# [What is expected]
Exactly reproduce the lines that follow.

START Data lines

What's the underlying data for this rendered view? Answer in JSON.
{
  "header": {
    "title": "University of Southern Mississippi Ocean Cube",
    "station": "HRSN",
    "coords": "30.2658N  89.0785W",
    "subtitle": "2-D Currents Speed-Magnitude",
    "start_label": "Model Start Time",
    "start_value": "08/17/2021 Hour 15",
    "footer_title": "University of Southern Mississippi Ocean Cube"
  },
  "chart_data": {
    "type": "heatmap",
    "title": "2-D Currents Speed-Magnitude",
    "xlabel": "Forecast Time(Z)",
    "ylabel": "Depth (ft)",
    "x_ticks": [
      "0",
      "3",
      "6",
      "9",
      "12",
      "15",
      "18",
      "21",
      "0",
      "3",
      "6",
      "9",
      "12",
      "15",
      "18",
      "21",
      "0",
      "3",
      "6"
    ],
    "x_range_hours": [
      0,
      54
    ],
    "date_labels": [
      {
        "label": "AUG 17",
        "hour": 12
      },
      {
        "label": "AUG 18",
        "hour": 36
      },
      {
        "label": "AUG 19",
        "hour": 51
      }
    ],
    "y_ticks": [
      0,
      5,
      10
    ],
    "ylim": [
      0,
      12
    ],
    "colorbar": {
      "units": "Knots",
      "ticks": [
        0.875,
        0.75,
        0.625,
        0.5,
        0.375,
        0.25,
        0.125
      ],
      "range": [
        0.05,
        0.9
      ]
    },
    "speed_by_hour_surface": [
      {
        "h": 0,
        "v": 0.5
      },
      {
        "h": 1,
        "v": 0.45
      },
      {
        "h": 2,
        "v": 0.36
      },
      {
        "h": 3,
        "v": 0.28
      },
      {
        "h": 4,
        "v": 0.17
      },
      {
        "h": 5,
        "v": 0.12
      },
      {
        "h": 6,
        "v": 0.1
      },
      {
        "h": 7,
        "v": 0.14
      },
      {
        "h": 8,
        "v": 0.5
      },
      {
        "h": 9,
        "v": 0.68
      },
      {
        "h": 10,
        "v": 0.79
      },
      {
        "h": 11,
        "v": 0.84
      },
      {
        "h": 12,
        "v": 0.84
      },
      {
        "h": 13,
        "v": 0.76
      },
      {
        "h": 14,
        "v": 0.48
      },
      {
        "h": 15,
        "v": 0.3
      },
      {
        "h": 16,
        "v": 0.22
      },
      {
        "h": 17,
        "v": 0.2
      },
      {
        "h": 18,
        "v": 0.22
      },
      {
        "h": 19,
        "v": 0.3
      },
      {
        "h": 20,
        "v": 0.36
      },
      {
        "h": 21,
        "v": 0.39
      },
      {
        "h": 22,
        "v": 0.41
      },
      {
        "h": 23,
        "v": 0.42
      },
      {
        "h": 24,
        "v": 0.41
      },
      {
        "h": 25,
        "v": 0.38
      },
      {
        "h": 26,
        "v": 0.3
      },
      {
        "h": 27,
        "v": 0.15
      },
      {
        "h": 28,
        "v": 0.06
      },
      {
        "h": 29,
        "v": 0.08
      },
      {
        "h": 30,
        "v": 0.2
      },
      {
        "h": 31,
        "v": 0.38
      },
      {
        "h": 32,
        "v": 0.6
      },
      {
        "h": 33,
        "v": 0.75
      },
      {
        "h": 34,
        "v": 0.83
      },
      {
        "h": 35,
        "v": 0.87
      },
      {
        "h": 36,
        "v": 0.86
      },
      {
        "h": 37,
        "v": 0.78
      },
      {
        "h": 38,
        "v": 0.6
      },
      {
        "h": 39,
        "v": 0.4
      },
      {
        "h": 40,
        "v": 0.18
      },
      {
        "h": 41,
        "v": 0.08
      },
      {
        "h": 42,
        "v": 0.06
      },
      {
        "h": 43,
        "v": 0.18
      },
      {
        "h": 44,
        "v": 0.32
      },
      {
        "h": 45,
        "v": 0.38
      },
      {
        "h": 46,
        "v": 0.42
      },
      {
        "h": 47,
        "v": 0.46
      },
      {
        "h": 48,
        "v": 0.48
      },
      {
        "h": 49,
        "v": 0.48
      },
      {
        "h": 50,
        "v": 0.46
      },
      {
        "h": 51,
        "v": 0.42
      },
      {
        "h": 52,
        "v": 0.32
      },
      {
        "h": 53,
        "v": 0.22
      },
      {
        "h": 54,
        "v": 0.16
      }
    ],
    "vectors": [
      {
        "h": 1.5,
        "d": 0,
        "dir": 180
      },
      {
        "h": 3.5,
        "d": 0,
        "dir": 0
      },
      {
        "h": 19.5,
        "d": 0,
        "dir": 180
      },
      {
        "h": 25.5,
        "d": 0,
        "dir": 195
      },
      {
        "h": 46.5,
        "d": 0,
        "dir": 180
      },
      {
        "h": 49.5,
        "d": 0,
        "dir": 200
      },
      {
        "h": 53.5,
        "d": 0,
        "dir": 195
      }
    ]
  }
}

END Data lines

# [The completed task]
What's the underlying data for this rendered view? Answer in JSON.
{
  "header": {
    "title": "University of Southern Mississippi Ocean Cube",
    "station": "HRSN",
    "coords": "30.2658N  89.0785W",
    "subtitle": "2-D Currents Speed-Magnitude",
    "start_label": "Model Start Time",
    "start_value": "08/17/2021 Hour 15",
    "footer_title": "University of Southern Mississippi Ocean Cube"
  },
  "chart_data": {
    "type": "heatmap",
    "title": "2-D Currents Speed-Magnitude",
    "xlabel": "Forecast Time(Z)",
    "ylabel": "Depth (ft)",
    "x_ticks": [
      "0",
      "3",
      "6",
      "9",
      "12",
      "15",
      "18",
      "21",
      "0",
      "3",
      "6",
      "9",
      "12",
      "15",
      "18",
      "21",
      "0",
      "3",
      "6"
    ],
    "x_range_hours": [
      0,
      54
    ],
    "date_labels": [
      {
        "label": "AUG 17",
        "hour": 12
      },
      {
        "label": "AUG 18",
        "hour": 36
      },
      {
        "label": "AUG 19",
        "hour": 51
      }
    ],
    "y_ticks": [
      0,
      5,
      10
    ],
    "ylim": [
      0,
      12
    ],
    "colorbar": {
      "units": "Knots",
      "ticks": [
        0.875,
        0.75,
        0.625,
        0.5,
        0.375,
        0.25,
        0.125
      ],
      "range": [
        0.05,
        0.9
      ]
    },
    "speed_by_hour_surface": [
      {
        "h": 0,
        "v": 0.5
      },
      {
        "h": 1,
        "v": 0.45
      },
      {
        "h": 2,
        "v": 0.36
      },
      {
        "h": 3,
        "v": 0.28
      },
      {
        "h": 4,
        "v": 0.17
      },
      {
        "h": 5,
        "v": 0.12
      },
      {
        "h": 6,
        "v": 0.1
      },
      {
        "h": 7,
        "v": 0.14
      },
      {
        "h": 8,
        "v": 0.5
      },
      {
        "h": 9,
        "v": 0.68
      },
      {
        "h": 10,
        "v": 0.79
      },
      {
        "h": 11,
        "v": 0.84
      },
      {
        "h": 12,
        "v": 0.84
      },
      {
        "h": 13,
        "v": 0.76
      },
      {
        "h": 14,
        "v": 0.48
      },
      {
        "h": 15,
        "v": 0.3
      },
      {
        "h": 16,
        "v": 0.22
      },
      {
        "h": 17,
        "v": 0.2
      },
      {
        "h": 18,
        "v": 0.22
      },
      {
        "h": 19,
        "v": 0.3
      },
      {
        "h": 20,
        "v": 0.36
      },
      {
        "h": 21,
        "v": 0.39
      },
      {
        "h": 22,
        "v": 0.41
      },
      {
        "h": 23,
        "v": 0.42
      },
      {
        "h": 24,
        "v": 0.41
      },
      {
        "h": 25,
        "v": 0.38
      },
      {
        "h": 26,
        "v": 0.3
      },
      {
        "h": 27,
        "v": 0.15
      },
      {
        "h": 28,
        "v": 0.06
      },
      {
        "h": 29,
        "v": 0.08
      },
      {
        "h": 30,
        "v": 0.2
      },
      {
        "h": 31,
        "v": 0.38
      },
      {
        "h": 32,
        "v": 0.6
      },
      {
        "h": 33,
        "v": 0.75
      },
      {
        "h": 34,
        "v": 0.83
      },
      {
        "h": 35,
        "v": 0.87
      },
      {
        "h": 36,
        "v": 0.86
      },
      {
        "h": 37,
        "v": 0.78
      },
      {
        "h": 38,
        "v": 0.6
      },
      {
        "h": 39,
        "v": 0.4
      },
      {
        "h": 40,
        "v": 0.18
      },
      {
        "h": 41,
        "v": 0.08
      },
      {
        "h": 42,
        "v": 0.06
      },
      {
        "h": 43,
        "v": 0.18
      },
      {
        "h": 44,
        "v": 0.32
      },
      {
        "h": 45,
        "v": 0.38
      },
      {
        "h": 46,
        "v": 0.42
      },
      {
        "h": 47,
        "v": 0.46
      },
      {
        "h": 48,
        "v": 0.48
      },
      {
        "h": 49,
        "v": 0.48
      },
      {
        "h": 50,
        "v": 0.46
      },
      {
        "h": 51,
        "v": 0.42
      },
      {
        "h": 52,
        "v": 0.32
      },
      {
        "h": 53,
        "v": 0.22
      },
      {
        "h": 54,
        "v": 0.16
      }
    ],
    "vectors": [
      {
        "h": 1.5,
        "d": 0,
        "dir": 180
      },
      {
        "h": 3.5,
        "d": 0,
        "dir": 0
      },
      {
        "h": 19.5,
        "d": 0,
        "dir": 180
      },
      {
        "h": 25.5,
        "d": 0,
        "dir": 195
      },
      {
        "h": 46.5,
        "d": 0,
        "dir": 180
      },
      {
        "h": 49.5,
        "d": 0,
        "dir": 200
      },
      {
        "h": 53.5,
        "d": 0,
        "dir": 195
      }
    ]
  }
}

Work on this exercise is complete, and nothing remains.